Return every line below in which "Kwiaty" appears.

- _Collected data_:
::::::

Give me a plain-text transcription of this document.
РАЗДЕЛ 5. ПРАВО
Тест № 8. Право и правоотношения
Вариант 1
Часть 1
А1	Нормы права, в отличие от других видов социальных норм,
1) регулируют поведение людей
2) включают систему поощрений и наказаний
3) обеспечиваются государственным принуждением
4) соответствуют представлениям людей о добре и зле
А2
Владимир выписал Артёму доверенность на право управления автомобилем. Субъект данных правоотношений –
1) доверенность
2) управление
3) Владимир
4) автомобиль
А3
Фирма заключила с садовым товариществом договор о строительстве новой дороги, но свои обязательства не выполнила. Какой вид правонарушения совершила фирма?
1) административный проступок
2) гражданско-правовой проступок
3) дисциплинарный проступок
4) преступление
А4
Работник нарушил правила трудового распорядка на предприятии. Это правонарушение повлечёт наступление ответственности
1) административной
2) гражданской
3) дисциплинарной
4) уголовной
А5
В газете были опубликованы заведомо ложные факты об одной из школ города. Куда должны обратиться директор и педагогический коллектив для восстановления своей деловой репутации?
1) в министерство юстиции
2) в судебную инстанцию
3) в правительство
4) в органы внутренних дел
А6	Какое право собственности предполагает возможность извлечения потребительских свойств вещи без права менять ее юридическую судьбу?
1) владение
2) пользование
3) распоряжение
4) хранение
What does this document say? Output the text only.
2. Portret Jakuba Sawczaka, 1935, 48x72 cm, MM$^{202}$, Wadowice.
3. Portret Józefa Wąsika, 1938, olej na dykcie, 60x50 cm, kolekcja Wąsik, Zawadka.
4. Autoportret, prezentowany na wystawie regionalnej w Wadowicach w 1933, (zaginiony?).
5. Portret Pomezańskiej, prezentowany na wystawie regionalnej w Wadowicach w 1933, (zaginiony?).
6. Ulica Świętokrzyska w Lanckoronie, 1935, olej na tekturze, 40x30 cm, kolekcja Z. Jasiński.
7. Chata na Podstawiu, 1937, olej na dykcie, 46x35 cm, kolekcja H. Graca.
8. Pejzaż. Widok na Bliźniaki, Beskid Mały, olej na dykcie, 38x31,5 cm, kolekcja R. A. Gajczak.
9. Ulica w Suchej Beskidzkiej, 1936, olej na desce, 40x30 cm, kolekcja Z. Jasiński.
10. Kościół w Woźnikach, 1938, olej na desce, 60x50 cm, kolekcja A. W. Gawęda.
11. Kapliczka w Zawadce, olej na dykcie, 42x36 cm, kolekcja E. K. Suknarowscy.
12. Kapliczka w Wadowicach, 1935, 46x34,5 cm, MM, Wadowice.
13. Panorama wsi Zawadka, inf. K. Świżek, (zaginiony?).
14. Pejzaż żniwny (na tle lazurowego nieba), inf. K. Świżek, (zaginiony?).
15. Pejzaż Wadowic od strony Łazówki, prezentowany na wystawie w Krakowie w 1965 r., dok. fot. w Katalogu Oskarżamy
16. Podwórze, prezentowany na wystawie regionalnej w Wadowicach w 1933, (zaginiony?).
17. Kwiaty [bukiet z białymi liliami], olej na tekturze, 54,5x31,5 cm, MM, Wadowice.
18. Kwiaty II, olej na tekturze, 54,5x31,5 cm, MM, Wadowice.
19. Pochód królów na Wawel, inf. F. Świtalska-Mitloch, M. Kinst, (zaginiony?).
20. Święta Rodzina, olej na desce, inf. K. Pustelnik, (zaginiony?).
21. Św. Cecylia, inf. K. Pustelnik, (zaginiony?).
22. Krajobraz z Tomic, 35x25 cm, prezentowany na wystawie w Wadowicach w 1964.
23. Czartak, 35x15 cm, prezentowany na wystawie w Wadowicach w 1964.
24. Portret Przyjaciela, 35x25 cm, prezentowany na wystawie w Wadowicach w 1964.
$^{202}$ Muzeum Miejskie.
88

::::::

- _Exercise result_:
17. Kwiaty [bukiet z białymi liliami], olej na tekturze, 54,5x31,5 cm, MM, Wadowice.
18. Kwiaty II, olej na tekturze, 54,5x31,5 cm, MM, Wadowice.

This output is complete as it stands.